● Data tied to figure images
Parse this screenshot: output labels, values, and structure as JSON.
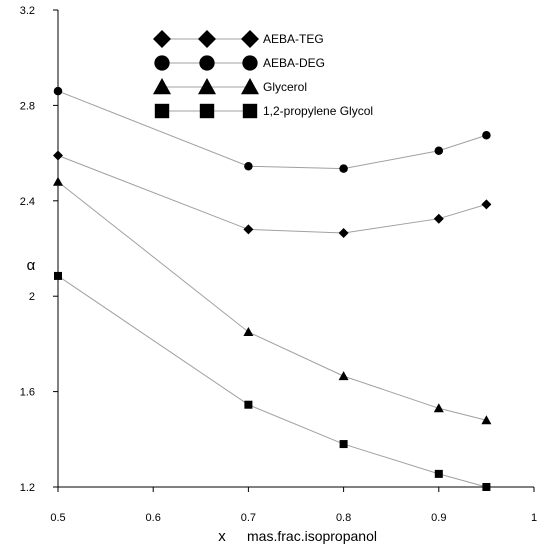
{
  "chart_data": {
    "type": "line",
    "xlabel_symbol": "x",
    "xlabel": "mas.frac.isopropanol",
    "ylabel": "α",
    "xlim": [
      0.5,
      1.0
    ],
    "ylim": [
      1.2,
      3.2
    ],
    "x_ticks": [
      "0.5",
      "0.6",
      "0.7",
      "0.8",
      "0.9",
      "1"
    ],
    "y_ticks": [
      "1.2",
      "1.6",
      "2",
      "2.4",
      "2.8",
      "3.2"
    ],
    "grid": false,
    "legend_position": "top-left",
    "series": [
      {
        "name": "AEBA-TEG",
        "marker": "diamond",
        "x": [
          0.5,
          0.7,
          0.8,
          0.9,
          0.95
        ],
        "y": [
          2.59,
          2.28,
          2.265,
          2.325,
          2.385
        ]
      },
      {
        "name": "AEBA-DEG",
        "marker": "circle",
        "x": [
          0.5,
          0.7,
          0.8,
          0.9,
          0.95
        ],
        "y": [
          2.86,
          2.545,
          2.535,
          2.61,
          2.675
        ]
      },
      {
        "name": "Glycerol",
        "marker": "triangle",
        "x": [
          0.5,
          0.7,
          0.8,
          0.9,
          0.95
        ],
        "y": [
          2.48,
          1.85,
          1.665,
          1.53,
          1.48
        ]
      },
      {
        "name": "1,2-propylene Glycol",
        "marker": "square",
        "x": [
          0.5,
          0.7,
          0.8,
          0.9,
          0.95
        ],
        "y": [
          2.085,
          1.545,
          1.38,
          1.255,
          1.2
        ]
      }
    ]
  }
}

● Task details
Every record above should be written out again without change, except that the pictures are left out.

● Exercise output
Parse this screenshot: output labels, values, and structure as JSON.
{
  "chart_data": {
    "type": "line",
    "xlabel_symbol": "x",
    "xlabel": "mas.frac.isopropanol",
    "ylabel": "α",
    "xlim": [
      0.5,
      1.0
    ],
    "ylim": [
      1.2,
      3.2
    ],
    "x_ticks": [
      "0.5",
      "0.6",
      "0.7",
      "0.8",
      "0.9",
      "1"
    ],
    "y_ticks": [
      "1.2",
      "1.6",
      "2",
      "2.4",
      "2.8",
      "3.2"
    ],
    "grid": false,
    "legend_position": "top-left",
    "series": [
      {
        "name": "AEBA-TEG",
        "marker": "diamond",
        "x": [
          0.5,
          0.7,
          0.8,
          0.9,
          0.95
        ],
        "y": [
          2.59,
          2.28,
          2.265,
          2.325,
          2.385
        ]
      },
      {
        "name": "AEBA-DEG",
        "marker": "circle",
        "x": [
          0.5,
          0.7,
          0.8,
          0.9,
          0.95
        ],
        "y": [
          2.86,
          2.545,
          2.535,
          2.61,
          2.675
        ]
      },
      {
        "name": "Glycerol",
        "marker": "triangle",
        "x": [
          0.5,
          0.7,
          0.8,
          0.9,
          0.95
        ],
        "y": [
          2.48,
          1.85,
          1.665,
          1.53,
          1.48
        ]
      },
      {
        "name": "1,2-propylene Glycol",
        "marker": "square",
        "x": [
          0.5,
          0.7,
          0.8,
          0.9,
          0.95
        ],
        "y": [
          2.085,
          1.545,
          1.38,
          1.255,
          1.2
        ]
      }
    ]
  }
}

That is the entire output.